Start Dataset rows

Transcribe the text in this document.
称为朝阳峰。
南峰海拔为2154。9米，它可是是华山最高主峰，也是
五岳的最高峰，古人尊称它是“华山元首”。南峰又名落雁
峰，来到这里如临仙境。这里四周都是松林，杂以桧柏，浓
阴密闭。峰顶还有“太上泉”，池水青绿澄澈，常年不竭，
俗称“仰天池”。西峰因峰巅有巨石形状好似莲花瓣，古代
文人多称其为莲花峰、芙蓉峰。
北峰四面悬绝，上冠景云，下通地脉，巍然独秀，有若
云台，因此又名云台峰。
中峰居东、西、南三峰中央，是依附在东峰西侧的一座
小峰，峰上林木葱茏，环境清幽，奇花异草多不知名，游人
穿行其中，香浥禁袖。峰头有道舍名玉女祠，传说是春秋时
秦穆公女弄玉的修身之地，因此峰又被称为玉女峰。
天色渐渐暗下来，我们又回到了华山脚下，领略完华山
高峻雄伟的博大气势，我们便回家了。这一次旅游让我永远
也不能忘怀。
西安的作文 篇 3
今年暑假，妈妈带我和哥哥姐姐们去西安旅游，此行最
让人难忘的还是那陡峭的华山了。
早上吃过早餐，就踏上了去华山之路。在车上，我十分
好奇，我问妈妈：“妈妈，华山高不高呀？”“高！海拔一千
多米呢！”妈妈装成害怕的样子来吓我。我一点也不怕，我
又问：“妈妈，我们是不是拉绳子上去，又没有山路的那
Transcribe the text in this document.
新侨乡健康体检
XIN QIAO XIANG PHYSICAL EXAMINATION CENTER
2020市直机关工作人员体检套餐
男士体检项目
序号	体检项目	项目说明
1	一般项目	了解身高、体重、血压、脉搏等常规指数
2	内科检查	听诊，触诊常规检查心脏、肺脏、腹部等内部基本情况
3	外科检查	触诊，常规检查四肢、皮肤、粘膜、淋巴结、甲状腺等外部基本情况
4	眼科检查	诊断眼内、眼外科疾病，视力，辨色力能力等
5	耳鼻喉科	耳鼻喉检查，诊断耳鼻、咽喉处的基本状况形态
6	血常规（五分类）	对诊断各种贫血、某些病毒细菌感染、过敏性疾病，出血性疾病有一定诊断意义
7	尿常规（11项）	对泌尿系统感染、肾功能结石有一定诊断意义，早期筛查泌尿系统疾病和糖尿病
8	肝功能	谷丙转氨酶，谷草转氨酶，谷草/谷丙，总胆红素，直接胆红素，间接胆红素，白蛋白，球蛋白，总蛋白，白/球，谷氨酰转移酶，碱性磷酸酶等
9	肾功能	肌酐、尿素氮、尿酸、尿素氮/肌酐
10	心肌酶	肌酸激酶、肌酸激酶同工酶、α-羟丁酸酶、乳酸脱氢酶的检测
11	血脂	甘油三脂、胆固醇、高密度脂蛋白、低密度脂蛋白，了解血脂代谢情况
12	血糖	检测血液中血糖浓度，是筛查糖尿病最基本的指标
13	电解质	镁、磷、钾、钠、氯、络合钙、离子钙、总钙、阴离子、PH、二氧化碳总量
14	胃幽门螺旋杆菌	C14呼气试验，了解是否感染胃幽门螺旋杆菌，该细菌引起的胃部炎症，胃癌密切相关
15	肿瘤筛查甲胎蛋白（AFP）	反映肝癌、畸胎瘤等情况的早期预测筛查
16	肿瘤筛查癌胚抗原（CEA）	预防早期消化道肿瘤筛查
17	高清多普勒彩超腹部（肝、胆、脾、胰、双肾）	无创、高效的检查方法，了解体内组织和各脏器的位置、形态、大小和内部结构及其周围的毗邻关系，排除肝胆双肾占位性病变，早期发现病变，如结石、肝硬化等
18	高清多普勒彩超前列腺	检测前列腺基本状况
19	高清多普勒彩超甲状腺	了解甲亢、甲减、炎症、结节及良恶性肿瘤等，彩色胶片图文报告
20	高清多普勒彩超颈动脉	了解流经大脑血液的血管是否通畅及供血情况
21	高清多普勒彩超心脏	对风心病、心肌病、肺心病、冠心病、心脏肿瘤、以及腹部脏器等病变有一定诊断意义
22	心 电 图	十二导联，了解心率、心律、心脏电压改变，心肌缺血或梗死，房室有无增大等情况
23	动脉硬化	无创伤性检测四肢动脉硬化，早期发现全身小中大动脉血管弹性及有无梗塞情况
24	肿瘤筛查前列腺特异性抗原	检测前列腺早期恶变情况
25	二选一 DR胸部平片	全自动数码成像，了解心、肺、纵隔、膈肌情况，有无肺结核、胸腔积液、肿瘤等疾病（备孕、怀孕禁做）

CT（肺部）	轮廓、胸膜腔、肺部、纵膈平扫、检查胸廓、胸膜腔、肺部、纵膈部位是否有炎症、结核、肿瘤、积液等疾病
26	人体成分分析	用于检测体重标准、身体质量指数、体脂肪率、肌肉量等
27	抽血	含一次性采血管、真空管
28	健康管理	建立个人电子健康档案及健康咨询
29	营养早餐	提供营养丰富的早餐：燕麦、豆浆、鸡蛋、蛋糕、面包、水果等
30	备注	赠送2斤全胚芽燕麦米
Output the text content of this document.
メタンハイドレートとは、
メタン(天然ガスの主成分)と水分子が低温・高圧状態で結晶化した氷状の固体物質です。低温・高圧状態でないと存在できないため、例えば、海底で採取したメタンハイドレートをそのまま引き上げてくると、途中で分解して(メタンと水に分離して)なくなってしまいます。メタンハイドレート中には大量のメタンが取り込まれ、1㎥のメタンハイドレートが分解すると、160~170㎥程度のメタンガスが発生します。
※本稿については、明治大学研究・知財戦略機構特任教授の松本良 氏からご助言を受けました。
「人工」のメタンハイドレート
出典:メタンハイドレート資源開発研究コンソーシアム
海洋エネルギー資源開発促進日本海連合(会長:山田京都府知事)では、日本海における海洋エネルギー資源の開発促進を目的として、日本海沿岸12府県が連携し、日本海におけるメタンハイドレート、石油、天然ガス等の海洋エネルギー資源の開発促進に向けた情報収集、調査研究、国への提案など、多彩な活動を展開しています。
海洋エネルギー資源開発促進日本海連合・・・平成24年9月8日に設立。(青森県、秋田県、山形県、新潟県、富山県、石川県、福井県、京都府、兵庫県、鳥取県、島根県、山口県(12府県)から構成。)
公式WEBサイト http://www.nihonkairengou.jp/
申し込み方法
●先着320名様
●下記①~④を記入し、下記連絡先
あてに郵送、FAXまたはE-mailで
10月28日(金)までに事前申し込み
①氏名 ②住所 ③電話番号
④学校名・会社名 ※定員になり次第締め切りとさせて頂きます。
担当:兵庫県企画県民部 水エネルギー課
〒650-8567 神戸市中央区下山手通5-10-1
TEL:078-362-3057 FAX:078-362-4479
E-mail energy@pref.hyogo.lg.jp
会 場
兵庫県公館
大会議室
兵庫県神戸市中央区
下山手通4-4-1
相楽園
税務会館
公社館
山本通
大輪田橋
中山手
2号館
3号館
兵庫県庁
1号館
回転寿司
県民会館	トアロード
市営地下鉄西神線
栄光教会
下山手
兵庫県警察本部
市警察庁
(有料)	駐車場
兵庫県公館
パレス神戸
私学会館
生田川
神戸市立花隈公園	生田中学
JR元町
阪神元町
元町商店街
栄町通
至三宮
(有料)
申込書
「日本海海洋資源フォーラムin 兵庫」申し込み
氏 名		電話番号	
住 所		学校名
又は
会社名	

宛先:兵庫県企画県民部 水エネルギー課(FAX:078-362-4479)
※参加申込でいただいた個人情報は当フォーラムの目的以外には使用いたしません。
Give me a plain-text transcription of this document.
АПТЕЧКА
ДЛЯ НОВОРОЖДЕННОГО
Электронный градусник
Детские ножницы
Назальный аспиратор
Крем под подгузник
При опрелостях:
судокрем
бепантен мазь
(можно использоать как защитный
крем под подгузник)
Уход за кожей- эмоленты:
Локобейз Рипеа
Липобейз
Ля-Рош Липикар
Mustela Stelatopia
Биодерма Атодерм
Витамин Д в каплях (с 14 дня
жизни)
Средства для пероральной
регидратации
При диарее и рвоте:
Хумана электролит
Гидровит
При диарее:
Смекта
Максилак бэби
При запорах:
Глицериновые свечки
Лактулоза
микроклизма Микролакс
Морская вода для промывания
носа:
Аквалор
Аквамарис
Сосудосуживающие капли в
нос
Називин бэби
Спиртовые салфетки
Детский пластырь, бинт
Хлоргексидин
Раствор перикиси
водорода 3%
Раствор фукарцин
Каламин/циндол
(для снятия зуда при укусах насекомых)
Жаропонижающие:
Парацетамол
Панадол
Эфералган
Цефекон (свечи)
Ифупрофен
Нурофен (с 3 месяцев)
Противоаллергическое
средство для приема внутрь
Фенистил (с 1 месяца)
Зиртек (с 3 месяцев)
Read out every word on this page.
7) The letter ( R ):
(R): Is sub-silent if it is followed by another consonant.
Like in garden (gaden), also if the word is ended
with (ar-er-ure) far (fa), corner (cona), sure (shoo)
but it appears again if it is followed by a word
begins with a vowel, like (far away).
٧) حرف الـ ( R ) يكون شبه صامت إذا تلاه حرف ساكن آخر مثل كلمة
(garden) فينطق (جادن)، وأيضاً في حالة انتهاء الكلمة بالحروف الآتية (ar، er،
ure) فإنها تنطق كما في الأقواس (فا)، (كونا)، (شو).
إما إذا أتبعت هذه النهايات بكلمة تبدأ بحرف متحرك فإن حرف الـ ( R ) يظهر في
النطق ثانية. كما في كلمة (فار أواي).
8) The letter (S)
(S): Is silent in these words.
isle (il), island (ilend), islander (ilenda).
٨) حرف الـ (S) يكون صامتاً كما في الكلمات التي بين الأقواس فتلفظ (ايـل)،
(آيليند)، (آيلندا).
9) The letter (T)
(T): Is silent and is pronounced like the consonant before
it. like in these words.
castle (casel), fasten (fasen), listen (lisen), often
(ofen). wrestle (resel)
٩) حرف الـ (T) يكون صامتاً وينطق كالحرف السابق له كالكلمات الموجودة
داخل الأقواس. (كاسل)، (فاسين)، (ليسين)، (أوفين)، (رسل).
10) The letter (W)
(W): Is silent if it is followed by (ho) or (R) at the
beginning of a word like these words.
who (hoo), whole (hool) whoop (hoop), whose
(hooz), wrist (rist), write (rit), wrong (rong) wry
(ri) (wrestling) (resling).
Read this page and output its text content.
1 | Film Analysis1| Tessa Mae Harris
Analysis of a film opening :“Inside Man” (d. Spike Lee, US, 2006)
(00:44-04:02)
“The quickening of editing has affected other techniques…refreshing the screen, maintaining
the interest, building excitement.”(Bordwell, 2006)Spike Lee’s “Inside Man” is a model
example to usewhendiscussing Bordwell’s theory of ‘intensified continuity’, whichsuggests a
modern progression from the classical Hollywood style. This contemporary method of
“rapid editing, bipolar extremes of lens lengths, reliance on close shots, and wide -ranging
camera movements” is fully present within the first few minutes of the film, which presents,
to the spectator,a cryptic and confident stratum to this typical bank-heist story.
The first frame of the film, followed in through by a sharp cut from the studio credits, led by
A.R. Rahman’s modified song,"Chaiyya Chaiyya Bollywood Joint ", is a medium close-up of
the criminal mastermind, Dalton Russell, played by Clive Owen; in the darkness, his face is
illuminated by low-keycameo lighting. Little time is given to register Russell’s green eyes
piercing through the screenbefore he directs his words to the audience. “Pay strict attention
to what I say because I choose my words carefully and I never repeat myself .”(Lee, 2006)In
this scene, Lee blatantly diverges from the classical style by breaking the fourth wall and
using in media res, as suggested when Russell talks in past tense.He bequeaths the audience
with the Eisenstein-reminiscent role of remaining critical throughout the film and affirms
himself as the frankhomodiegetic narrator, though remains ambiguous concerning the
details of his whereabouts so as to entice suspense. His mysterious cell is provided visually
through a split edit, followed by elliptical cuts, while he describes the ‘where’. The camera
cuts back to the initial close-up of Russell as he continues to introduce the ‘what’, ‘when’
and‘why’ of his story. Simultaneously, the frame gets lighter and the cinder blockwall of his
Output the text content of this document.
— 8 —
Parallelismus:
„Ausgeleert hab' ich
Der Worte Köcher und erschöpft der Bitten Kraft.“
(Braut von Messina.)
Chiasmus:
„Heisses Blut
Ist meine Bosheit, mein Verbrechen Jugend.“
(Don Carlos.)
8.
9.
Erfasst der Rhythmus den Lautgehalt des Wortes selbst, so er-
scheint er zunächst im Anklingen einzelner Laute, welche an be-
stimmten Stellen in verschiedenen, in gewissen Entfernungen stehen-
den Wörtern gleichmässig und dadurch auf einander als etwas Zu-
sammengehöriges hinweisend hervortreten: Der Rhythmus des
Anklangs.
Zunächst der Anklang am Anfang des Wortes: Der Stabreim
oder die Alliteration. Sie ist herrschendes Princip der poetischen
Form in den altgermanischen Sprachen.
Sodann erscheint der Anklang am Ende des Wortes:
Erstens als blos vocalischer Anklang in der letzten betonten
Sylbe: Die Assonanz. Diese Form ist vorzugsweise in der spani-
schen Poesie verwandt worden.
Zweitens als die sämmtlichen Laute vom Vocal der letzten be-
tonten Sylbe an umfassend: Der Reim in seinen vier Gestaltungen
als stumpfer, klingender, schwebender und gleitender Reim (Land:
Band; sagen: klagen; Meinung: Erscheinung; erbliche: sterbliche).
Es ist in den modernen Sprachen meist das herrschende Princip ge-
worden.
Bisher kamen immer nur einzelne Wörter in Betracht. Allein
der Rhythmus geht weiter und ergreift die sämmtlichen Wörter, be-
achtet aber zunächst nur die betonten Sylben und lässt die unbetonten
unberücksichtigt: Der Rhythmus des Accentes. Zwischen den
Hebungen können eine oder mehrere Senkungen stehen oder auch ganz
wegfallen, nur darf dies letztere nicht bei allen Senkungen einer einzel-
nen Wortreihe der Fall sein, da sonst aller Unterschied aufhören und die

End Dataset rows

» **Aim**
Return each full line of the entries that contains the word "cuts".

» **Answer to the exercise**
through a split edit, followed by elliptical cuts, while he describes the ‘where’. The camera
cuts back to the initial close-up of Russell as he continues to introduce the ‘what’, ‘when’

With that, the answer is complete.